▶ **Short exercise**
Can you give the passage on CRT and LCD televisions again, beginning at the words that have "In a CRT the" and stopping after "technologies like rear-projection.", with "filament" replaced by "wire"?

▶ **Source**
In a CRT the electron beam is produced by heating a metal filament, which "boils" electrons off its surface. The electrons are then accelerated and focused in an electron gun, and aimed at the proper location on the screen using electromagnets. The majority of the power budget of a CRT goes into heating the filament, which is why the back of a CRT-based television is hot. Since the electrons are easily deflected by gas molecules, the entire tube has to be held in vacuum. The atmospheric force on the front face of the tube grows with the area, which requires ever-thicker glass. This limits practical CRTs to sizes around 30 inches; displays up to 40 inches were produced but weighed several hundred pounds, and televisions larger than this had to turn to other technologies like rear-projection.
The lack of vacuum in an LCD television is one of its advantages; there is a small amount of vacuum in sets using CCFL backlights, but this is arranged in cylinders which are naturally stronger than large flat plates. Removing the need for heavy glass faces allows LCDs to be much lighter than other technologies. For instance, the Sharp LC-42D65, a fairly typical 42-inch LCD television, weighs 55 lbs including a stand,[1] while the late-model Sony KV-40XBR800, a 40" 4:3 CRT weighs a massive 304 lbs without a stand, almost six times the weight.[2]
LCD panels, like other flat panel displays, are also much thinner than CRTs. Since the CRT can only bend the electron beam through a critical angle while still maintaining focus, the electron gun has to be located some distance from the front face of the television. In early sets from the 1950s the angle was often as small as 35 degrees off-axis, but improvements, especially computer assisted convergence, allowed that to be dramatically improved and, late in their evolution, folded. Nevertheless, even the best CRTs are much deeper than an LCD; the KV-40XBR800 is 26 inches deep,[2] while the LC-42D65U is less than 4 inches thick[1] – its stand is much deeper than the screen in order to provide stability.
LCDs can, in theory, be built at any size, with production yields being the primary constraint. As yields increased, common LCD screen sizes grew, from 14 to 30", to 42", then 52", and 65" sets are now widely available. This allowed LCDs to compete directly with most in-home projection television sets, and in comparison to those technologies direct-view LCDs have a better image quality. Experimental and limited run sets are available with sizes over 100 inches.

▶ **Data provided**
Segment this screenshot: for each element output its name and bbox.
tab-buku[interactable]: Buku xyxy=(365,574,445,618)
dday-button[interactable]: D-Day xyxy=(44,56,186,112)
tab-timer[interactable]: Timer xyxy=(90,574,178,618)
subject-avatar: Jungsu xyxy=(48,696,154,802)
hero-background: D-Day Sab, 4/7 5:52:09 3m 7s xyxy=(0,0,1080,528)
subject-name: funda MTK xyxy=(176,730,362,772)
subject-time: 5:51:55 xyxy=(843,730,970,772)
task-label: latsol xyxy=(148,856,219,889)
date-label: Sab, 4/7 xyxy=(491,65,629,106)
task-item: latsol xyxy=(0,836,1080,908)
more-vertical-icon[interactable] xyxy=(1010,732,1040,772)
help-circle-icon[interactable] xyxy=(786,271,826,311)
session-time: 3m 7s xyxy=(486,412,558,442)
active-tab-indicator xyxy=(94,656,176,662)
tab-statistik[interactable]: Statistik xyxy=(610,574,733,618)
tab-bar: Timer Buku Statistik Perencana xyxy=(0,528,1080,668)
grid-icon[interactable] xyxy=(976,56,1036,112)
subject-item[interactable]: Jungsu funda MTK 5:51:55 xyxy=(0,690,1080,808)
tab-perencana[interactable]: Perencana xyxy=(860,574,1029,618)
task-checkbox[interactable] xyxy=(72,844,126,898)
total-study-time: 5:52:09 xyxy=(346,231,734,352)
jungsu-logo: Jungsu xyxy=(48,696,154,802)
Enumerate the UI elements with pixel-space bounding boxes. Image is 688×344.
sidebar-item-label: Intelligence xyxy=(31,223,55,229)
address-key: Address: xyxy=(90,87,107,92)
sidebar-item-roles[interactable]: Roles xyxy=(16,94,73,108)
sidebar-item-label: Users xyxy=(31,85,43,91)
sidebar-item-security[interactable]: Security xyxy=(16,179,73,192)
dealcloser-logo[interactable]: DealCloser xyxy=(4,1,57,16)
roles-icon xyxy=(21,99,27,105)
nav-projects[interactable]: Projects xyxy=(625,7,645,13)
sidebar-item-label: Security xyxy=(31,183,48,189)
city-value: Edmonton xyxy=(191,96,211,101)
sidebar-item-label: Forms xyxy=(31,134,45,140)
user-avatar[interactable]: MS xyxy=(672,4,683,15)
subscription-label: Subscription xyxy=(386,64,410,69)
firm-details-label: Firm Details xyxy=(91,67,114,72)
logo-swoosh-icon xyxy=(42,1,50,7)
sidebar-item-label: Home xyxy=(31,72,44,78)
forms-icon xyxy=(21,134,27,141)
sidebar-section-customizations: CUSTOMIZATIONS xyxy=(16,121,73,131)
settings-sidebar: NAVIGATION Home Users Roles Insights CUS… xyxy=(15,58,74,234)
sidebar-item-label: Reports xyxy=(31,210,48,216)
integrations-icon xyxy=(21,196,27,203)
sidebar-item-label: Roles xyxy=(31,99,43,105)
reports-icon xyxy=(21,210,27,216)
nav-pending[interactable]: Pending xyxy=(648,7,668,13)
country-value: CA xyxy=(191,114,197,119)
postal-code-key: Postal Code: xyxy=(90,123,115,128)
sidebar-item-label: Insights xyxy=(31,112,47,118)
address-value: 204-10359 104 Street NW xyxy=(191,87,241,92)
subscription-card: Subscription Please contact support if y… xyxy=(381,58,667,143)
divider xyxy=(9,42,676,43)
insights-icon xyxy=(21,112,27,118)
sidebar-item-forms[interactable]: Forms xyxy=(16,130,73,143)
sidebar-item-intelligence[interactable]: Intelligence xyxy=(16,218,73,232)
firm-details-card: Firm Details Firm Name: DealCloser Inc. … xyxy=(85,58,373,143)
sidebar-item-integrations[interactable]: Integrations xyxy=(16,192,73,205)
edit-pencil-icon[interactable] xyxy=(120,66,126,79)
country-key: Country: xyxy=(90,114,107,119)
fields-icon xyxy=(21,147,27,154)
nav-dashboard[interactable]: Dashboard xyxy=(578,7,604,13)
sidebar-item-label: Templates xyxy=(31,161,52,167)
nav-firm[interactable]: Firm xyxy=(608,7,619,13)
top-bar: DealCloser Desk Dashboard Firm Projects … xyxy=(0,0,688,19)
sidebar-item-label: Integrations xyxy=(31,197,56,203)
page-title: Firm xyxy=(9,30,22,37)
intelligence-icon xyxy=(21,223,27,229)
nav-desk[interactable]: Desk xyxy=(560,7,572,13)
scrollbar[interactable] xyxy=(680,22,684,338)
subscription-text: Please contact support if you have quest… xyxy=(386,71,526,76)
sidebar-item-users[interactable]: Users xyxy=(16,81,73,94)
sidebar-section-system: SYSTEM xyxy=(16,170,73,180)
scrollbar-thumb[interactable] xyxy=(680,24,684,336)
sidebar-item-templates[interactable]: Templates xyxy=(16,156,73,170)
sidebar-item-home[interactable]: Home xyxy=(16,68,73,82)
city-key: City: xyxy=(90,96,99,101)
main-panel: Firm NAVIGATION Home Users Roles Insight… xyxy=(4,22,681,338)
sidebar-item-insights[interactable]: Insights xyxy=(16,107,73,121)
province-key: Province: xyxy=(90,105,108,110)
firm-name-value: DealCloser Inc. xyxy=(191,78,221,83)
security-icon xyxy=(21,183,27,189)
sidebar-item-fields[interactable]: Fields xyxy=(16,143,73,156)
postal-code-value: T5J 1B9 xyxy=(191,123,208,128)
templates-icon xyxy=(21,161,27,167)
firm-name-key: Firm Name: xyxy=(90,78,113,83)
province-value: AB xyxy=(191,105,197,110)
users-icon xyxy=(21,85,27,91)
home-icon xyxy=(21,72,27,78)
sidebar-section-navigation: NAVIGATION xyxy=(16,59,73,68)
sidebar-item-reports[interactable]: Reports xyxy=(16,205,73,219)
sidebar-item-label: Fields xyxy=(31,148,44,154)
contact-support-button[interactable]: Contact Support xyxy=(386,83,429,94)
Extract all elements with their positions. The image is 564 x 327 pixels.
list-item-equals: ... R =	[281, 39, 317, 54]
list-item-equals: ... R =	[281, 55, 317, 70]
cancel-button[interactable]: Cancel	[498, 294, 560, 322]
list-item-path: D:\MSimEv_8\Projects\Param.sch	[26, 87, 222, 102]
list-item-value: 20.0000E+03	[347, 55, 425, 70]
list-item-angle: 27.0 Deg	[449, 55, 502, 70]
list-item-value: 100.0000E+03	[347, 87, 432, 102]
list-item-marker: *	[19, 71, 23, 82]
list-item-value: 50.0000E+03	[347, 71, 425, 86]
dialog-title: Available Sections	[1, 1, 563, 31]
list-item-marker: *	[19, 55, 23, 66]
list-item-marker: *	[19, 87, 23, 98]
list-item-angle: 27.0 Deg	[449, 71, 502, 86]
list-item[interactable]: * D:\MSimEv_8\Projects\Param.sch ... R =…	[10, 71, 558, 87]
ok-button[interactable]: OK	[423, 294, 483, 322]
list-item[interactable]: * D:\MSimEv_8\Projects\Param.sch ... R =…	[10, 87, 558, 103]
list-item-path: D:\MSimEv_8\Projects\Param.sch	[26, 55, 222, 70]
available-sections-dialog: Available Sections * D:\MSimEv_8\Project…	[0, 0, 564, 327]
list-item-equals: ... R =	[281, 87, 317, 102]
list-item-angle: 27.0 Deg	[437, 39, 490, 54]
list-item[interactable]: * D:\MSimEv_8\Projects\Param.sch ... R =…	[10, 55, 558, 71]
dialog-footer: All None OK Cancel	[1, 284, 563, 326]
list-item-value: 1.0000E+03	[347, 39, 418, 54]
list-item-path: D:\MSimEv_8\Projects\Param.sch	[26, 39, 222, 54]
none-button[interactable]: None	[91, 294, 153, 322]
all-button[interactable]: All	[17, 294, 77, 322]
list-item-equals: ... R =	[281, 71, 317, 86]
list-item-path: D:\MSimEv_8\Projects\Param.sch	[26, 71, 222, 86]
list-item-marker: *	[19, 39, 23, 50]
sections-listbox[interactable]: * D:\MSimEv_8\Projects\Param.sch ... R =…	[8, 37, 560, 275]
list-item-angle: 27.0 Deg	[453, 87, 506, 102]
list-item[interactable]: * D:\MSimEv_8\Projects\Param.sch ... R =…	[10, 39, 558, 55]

▶ **Final answer**
In a CRT the electron beam is produced by heating a metal wire, which "boils" electrons off its surface. The electrons are then accelerated and focused in an electron gun, and aimed at the proper location on the screen using electromagnets. The majority of the power budget of a CRT goes into heating the wire, which is why the back of a CRT-based television is hot. Since the electrons are easily deflected by gas molecules, the entire tube has to be held in vacuum. The atmospheric force on the front face of the tube grows with the area, which requires ever-thicker glass. This limits practical CRTs to sizes around 30 inches; displays up to 40 inches were produced but weighed several hundred pounds, and televisions larger than this had to turn to other technologies like rear-projection.